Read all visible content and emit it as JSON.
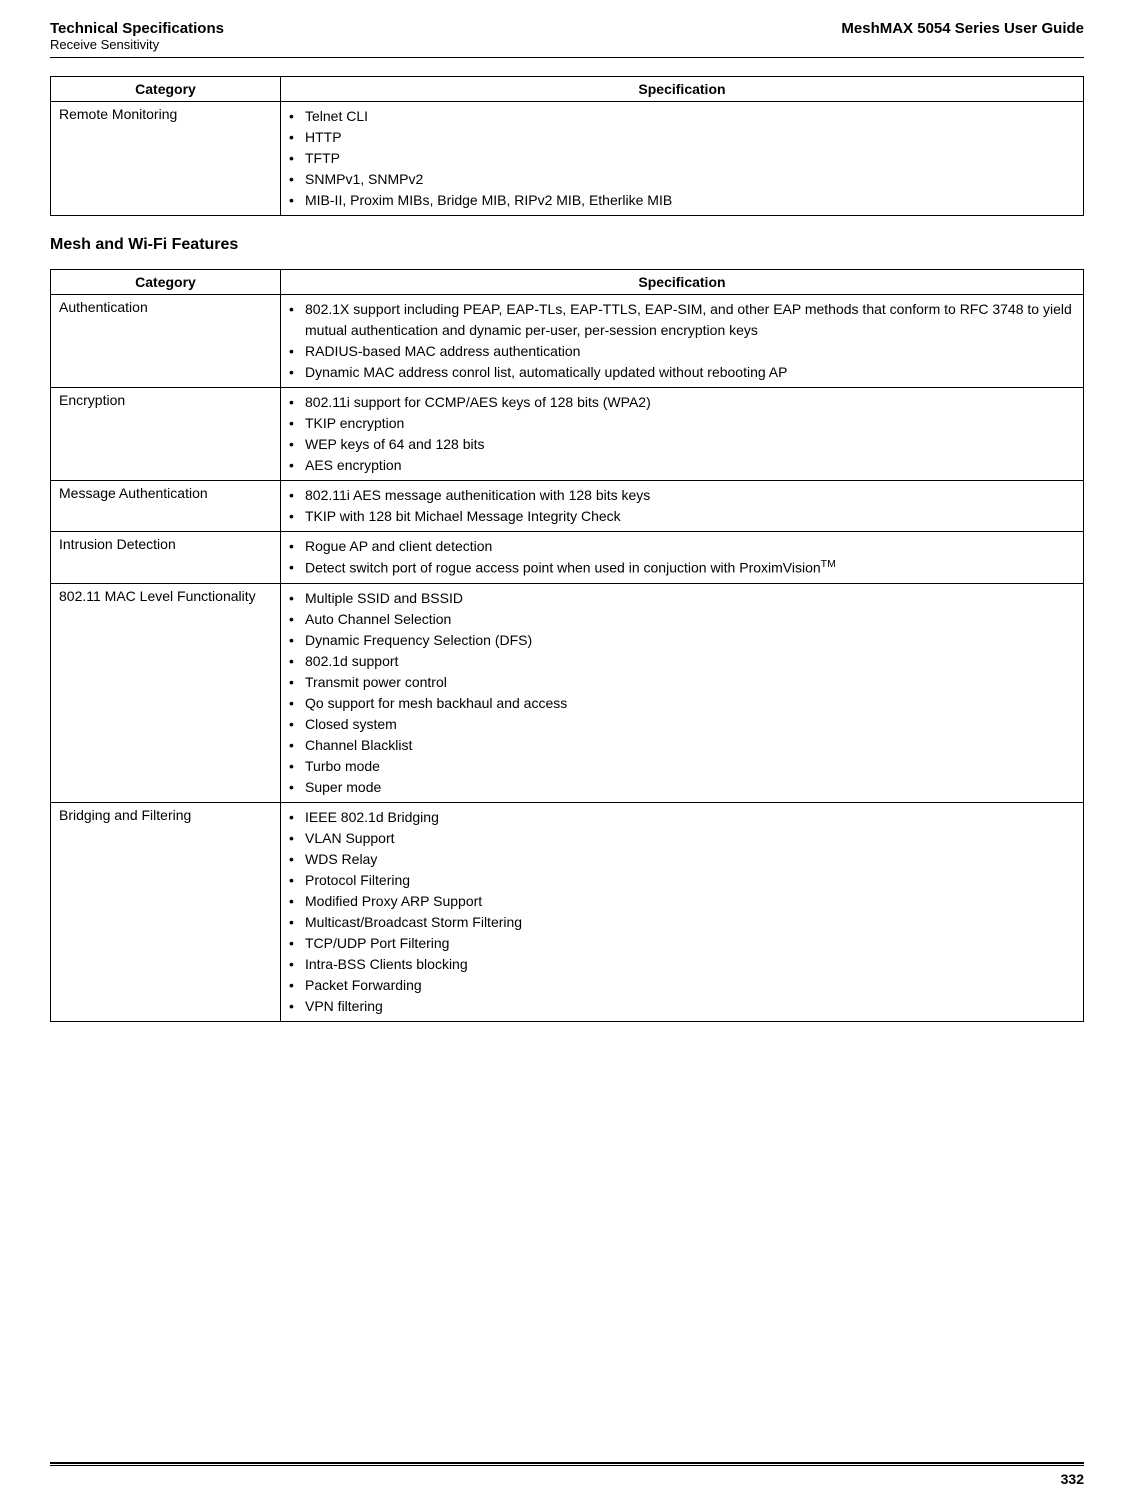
{
  "header": {
    "title": "Technical Specifications",
    "subtitle": "Receive Sensitivity",
    "guide": "MeshMAX 5054 Series User Guide"
  },
  "table1": {
    "col1": "Category",
    "col2": "Specification",
    "rows": [
      {
        "category": "Remote Monitoring",
        "specs": [
          "Telnet CLI",
          "HTTP",
          "TFTP",
          "SNMPv1, SNMPv2",
          "MIB-II, Proxim MIBs, Bridge MIB, RIPv2 MIB, Etherlike MIB"
        ]
      }
    ]
  },
  "section_heading": "Mesh and Wi-Fi Features",
  "table2": {
    "col1": "Category",
    "col2": "Specification",
    "rows": [
      {
        "category": "Authentication",
        "specs": [
          "802.1X support including PEAP, EAP-TLs, EAP-TTLS, EAP-SIM, and other EAP methods that conform to RFC 3748 to yield mutual authentication and dynamic per-user, per-session encryption keys",
          "RADIUS-based MAC address authentication",
          "Dynamic MAC address conrol list, automatically updated without rebooting AP"
        ]
      },
      {
        "category": "Encryption",
        "specs": [
          "802.11i support for CCMP/AES keys of 128 bits (WPA2)",
          "TKIP encryption",
          "WEP keys of 64 and 128 bits",
          "AES encryption"
        ]
      },
      {
        "category": "Message Authentication",
        "specs": [
          "802.11i AES message authenitication with 128 bits keys",
          "TKIP with 128 bit Michael Message Integrity Check"
        ]
      },
      {
        "category": "Intrusion Detection",
        "specs_html": [
          "Rogue AP and client detection",
          "Detect switch port of rogue access point when used in conjuction with ProximVision<sup>TM</sup>"
        ]
      },
      {
        "category": "802.11 MAC Level Functionality",
        "specs": [
          "Multiple SSID and BSSID",
          "Auto Channel Selection",
          "Dynamic Frequency Selection (DFS)",
          "802.1d support",
          "Transmit power control",
          "Qo support for mesh backhaul and access",
          "Closed system",
          "Channel Blacklist",
          "Turbo mode",
          "Super mode"
        ]
      },
      {
        "category": "Bridging and Filtering",
        "specs": [
          "IEEE 802.1d Bridging",
          "VLAN Support",
          "WDS Relay",
          "Protocol Filtering",
          "Modified Proxy ARP Support",
          "Multicast/Broadcast Storm Filtering",
          "TCP/UDP Port Filtering",
          "Intra-BSS Clients blocking",
          "Packet Forwarding",
          "VPN filtering"
        ]
      }
    ]
  },
  "footer": {
    "page_number": "332"
  }
}
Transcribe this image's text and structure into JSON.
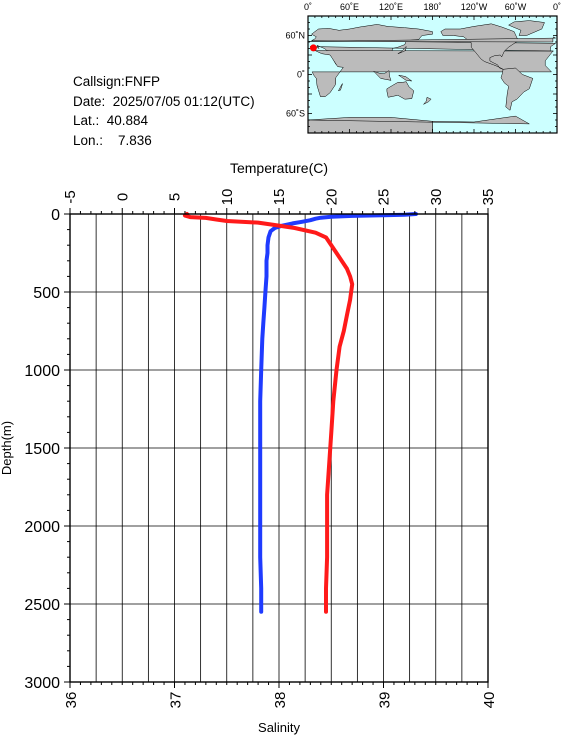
{
  "info": {
    "callsign": "Callsign:FNFP",
    "date": "Date:  2025/07/05 01:12(UTC)",
    "lat": "Lat.:  40.884",
    "lon": "Lon.:    7.836"
  },
  "map": {
    "top_labels": [
      "0˚",
      "60˚E",
      "120˚E",
      "180˚",
      "120˚W",
      "60˚W",
      "0˚"
    ],
    "left_labels": [
      "60˚N",
      "0˚",
      "60˚S"
    ],
    "ocean_color": "#ccffff",
    "land_color": "#bbbbbb",
    "marker_color": "#ff0000",
    "marker": {
      "lon": 7.836,
      "lat": 40.884
    }
  },
  "chart_data": {
    "type": "line",
    "top_axis": {
      "label": "Temperature(C)",
      "range": [
        -5,
        35
      ],
      "ticks": [
        "-5",
        "0",
        "5",
        "10",
        "15",
        "20",
        "25",
        "30",
        "35"
      ]
    },
    "bottom_axis": {
      "label": "Salinity",
      "range": [
        36,
        40
      ],
      "ticks": [
        "36",
        "37",
        "38",
        "39",
        "40"
      ]
    },
    "left_axis": {
      "label": "Depth(m)",
      "range": [
        0,
        3000
      ],
      "inverted": true,
      "ticks": [
        "0",
        "500",
        "1000",
        "1500",
        "2000",
        "2500",
        "3000"
      ]
    },
    "grid": true,
    "series": [
      {
        "axis": "top",
        "color": "#1f3bff",
        "points": [
          [
            28.1,
            0
          ],
          [
            27,
            5
          ],
          [
            25,
            8
          ],
          [
            22,
            12
          ],
          [
            20,
            18
          ],
          [
            19,
            24
          ],
          [
            18.5,
            30
          ],
          [
            18,
            40
          ],
          [
            17.2,
            50
          ],
          [
            16.3,
            60
          ],
          [
            15.3,
            75
          ],
          [
            14.6,
            90
          ],
          [
            14.2,
            110
          ],
          [
            14,
            150
          ],
          [
            13.9,
            200
          ],
          [
            13.9,
            250
          ],
          [
            13.8,
            300
          ],
          [
            13.8,
            400
          ],
          [
            13.7,
            500
          ],
          [
            13.6,
            600
          ],
          [
            13.5,
            700
          ],
          [
            13.4,
            800
          ],
          [
            13.3,
            1000
          ],
          [
            13.2,
            1200
          ],
          [
            13.2,
            1400
          ],
          [
            13.2,
            1600
          ],
          [
            13.2,
            1800
          ],
          [
            13.2,
            2000
          ],
          [
            13.2,
            2200
          ],
          [
            13.3,
            2400
          ],
          [
            13.3,
            2550
          ]
        ]
      },
      {
        "axis": "bottom",
        "color": "#ff1a1a",
        "points": [
          [
            37.12,
            0
          ],
          [
            37.1,
            10
          ],
          [
            37.15,
            20
          ],
          [
            37.3,
            25
          ],
          [
            37.4,
            35
          ],
          [
            37.5,
            45
          ],
          [
            37.8,
            55
          ],
          [
            37.95,
            70
          ],
          [
            38.15,
            90
          ],
          [
            38.35,
            120
          ],
          [
            38.45,
            150
          ],
          [
            38.5,
            200
          ],
          [
            38.6,
            300
          ],
          [
            38.65,
            350
          ],
          [
            38.68,
            400
          ],
          [
            38.7,
            450
          ],
          [
            38.68,
            550
          ],
          [
            38.65,
            650
          ],
          [
            38.62,
            750
          ],
          [
            38.58,
            850
          ],
          [
            38.55,
            1000
          ],
          [
            38.52,
            1200
          ],
          [
            38.5,
            1400
          ],
          [
            38.48,
            1600
          ],
          [
            38.46,
            1800
          ],
          [
            38.46,
            2000
          ],
          [
            38.46,
            2200
          ],
          [
            38.45,
            2400
          ],
          [
            38.45,
            2550
          ]
        ]
      }
    ]
  }
}
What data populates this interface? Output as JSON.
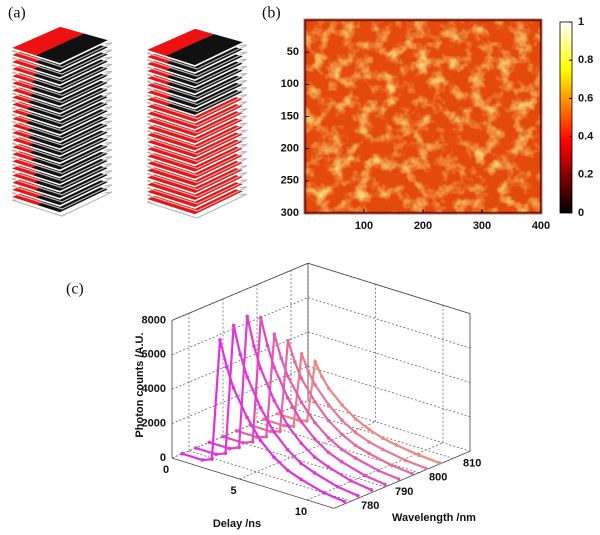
{
  "panel_labels": [
    "(a)",
    "(b)",
    "(c)"
  ],
  "chart_data": [
    {
      "type": "heatmap",
      "colormap": "hot",
      "xlim": [
        0,
        400
      ],
      "xticks": [
        100,
        200,
        300,
        400
      ],
      "ylim": [
        300,
        0
      ],
      "yticks": [
        50,
        100,
        150,
        200,
        250,
        300
      ],
      "colorbar": {
        "lim": [
          0,
          1
        ],
        "ticks": [
          0,
          0.2,
          0.4,
          0.6,
          0.8,
          1
        ]
      }
    },
    {
      "type": "waterfall3d",
      "xlabel": "Delay /ns",
      "ylabel": "Wavelength /nm",
      "zlabel": "Photon counts /A.U.",
      "x": [
        0,
        1.5,
        2.2,
        2.8,
        3.3,
        3.8,
        4.8,
        5.8,
        6.8,
        7.8,
        8.8,
        10.5,
        12
      ],
      "xlim": [
        0,
        12
      ],
      "xticks": [
        0,
        5,
        10
      ],
      "ylim": [
        775,
        815
      ],
      "yticks": [
        780,
        790,
        800,
        810
      ],
      "zlim": [
        0,
        8000
      ],
      "zticks": [
        0,
        2000,
        4000,
        6000,
        8000
      ],
      "grid": true,
      "series": [
        {
          "wavelength": 778,
          "color": "#e22ee2",
          "values": [
            0,
            0,
            220,
            7300,
            5840,
            4750,
            3290,
            2190,
            1460,
            950,
            660,
            290,
            150
          ]
        },
        {
          "wavelength": 782,
          "color": "#e035d8",
          "values": [
            0,
            0,
            230,
            7800,
            6240,
            5070,
            3510,
            2340,
            1560,
            1010,
            700,
            310,
            160
          ]
        },
        {
          "wavelength": 786,
          "color": "#e23ccc",
          "values": [
            0,
            0,
            240,
            8000,
            6400,
            5200,
            3600,
            2400,
            1600,
            1040,
            720,
            320,
            160
          ]
        },
        {
          "wavelength": 790,
          "color": "#e448bf",
          "values": [
            0,
            0,
            230,
            7600,
            6080,
            4940,
            3420,
            2280,
            1520,
            990,
            680,
            300,
            150
          ]
        },
        {
          "wavelength": 794,
          "color": "#e659ae",
          "values": [
            0,
            0,
            190,
            6300,
            5040,
            4100,
            2840,
            1890,
            1260,
            820,
            570,
            250,
            130
          ]
        },
        {
          "wavelength": 798,
          "color": "#e8689e",
          "values": [
            0,
            0,
            170,
            5600,
            4480,
            3640,
            2520,
            1680,
            1120,
            730,
            500,
            220,
            110
          ]
        },
        {
          "wavelength": 802,
          "color": "#ea7890",
          "values": [
            0,
            0,
            140,
            4500,
            3600,
            2930,
            2030,
            1350,
            900,
            590,
            410,
            180,
            90
          ]
        },
        {
          "wavelength": 806,
          "color": "#ec8880",
          "values": [
            0,
            0,
            110,
            3700,
            2960,
            2410,
            1670,
            1110,
            740,
            480,
            330,
            150,
            70
          ]
        }
      ]
    }
  ]
}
□ □ □ □
### WHAT TO DO
Return all lines containing the word "TKIP".

### WORKED SOLUTION
          "TKIP encryption",
          "TKIP with 128 bit Michael Message Integrity Check"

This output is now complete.